--- What you need to do ---
Return the material exactly as supplied, apart from the pictures, which are omitted.

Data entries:
————————

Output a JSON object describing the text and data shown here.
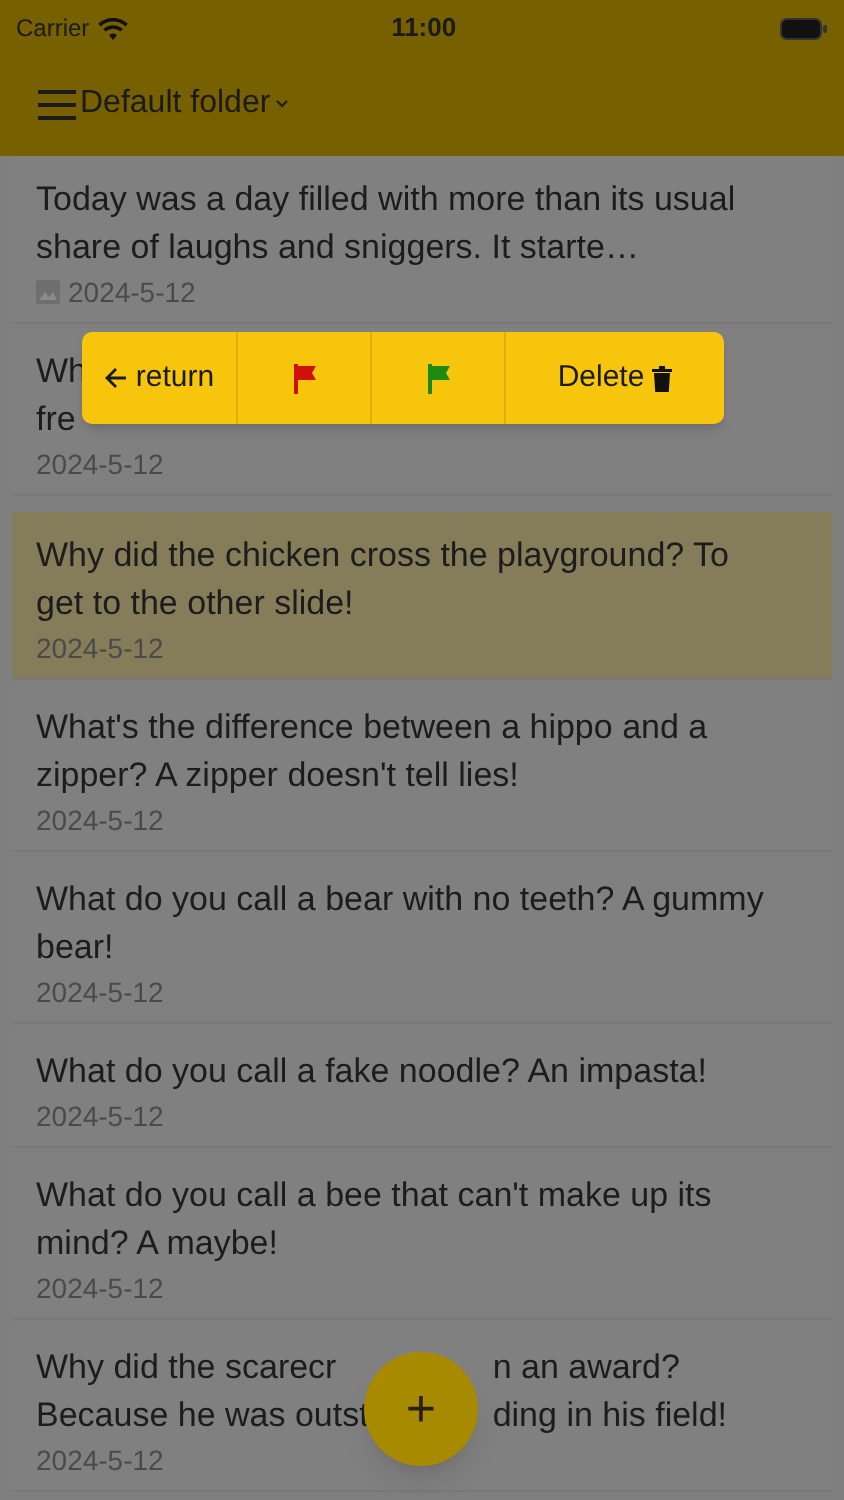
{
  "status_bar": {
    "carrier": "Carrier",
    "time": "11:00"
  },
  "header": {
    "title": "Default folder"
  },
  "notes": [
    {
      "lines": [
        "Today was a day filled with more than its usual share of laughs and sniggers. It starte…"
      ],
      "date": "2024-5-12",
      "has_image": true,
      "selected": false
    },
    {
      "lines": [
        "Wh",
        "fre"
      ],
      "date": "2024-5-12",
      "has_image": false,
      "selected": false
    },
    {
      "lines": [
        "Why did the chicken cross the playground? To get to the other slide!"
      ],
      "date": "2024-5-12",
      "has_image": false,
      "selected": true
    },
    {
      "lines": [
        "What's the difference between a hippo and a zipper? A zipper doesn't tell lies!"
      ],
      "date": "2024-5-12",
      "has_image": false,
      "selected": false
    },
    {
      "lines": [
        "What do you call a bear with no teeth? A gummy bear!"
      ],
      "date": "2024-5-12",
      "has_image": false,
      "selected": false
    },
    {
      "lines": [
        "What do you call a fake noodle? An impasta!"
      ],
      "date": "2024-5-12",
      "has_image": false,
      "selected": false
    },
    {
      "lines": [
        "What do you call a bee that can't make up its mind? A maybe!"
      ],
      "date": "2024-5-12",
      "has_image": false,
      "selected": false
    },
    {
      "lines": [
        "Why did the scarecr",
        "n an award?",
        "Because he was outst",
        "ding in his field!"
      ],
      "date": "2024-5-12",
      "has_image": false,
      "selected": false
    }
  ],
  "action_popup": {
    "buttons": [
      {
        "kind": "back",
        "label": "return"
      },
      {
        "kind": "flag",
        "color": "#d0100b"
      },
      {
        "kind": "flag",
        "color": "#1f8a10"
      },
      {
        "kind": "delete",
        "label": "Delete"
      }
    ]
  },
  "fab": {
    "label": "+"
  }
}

————————

--- Response ---
Output a JSON object describing the text and data shown here.
{
  "status_bar": {
    "carrier": "Carrier",
    "time": "11:00"
  },
  "header": {
    "title": "Default folder"
  },
  "notes": [
    {
      "lines": [
        "Today was a day filled with more than its usual share of laughs and sniggers. It starte…"
      ],
      "date": "2024-5-12",
      "has_image": true,
      "selected": false
    },
    {
      "lines": [
        "Wh",
        "fre"
      ],
      "date": "2024-5-12",
      "has_image": false,
      "selected": false
    },
    {
      "lines": [
        "Why did the chicken cross the playground? To get to the other slide!"
      ],
      "date": "2024-5-12",
      "has_image": false,
      "selected": true
    },
    {
      "lines": [
        "What's the difference between a hippo and a zipper? A zipper doesn't tell lies!"
      ],
      "date": "2024-5-12",
      "has_image": false,
      "selected": false
    },
    {
      "lines": [
        "What do you call a bear with no teeth? A gummy bear!"
      ],
      "date": "2024-5-12",
      "has_image": false,
      "selected": false
    },
    {
      "lines": [
        "What do you call a fake noodle? An impasta!"
      ],
      "date": "2024-5-12",
      "has_image": false,
      "selected": false
    },
    {
      "lines": [
        "What do you call a bee that can't make up its mind? A maybe!"
      ],
      "date": "2024-5-12",
      "has_image": false,
      "selected": false
    },
    {
      "lines": [
        "Why did the scarecr",
        "n an award?",
        "Because he was outst",
        "ding in his field!"
      ],
      "date": "2024-5-12",
      "has_image": false,
      "selected": false
    }
  ],
  "action_popup": {
    "buttons": [
      {
        "kind": "back",
        "label": "return"
      },
      {
        "kind": "flag",
        "color": "#d0100b"
      },
      {
        "kind": "flag",
        "color": "#1f8a10"
      },
      {
        "kind": "delete",
        "label": "Delete"
      }
    ]
  },
  "fab": {
    "label": "+"
  }
}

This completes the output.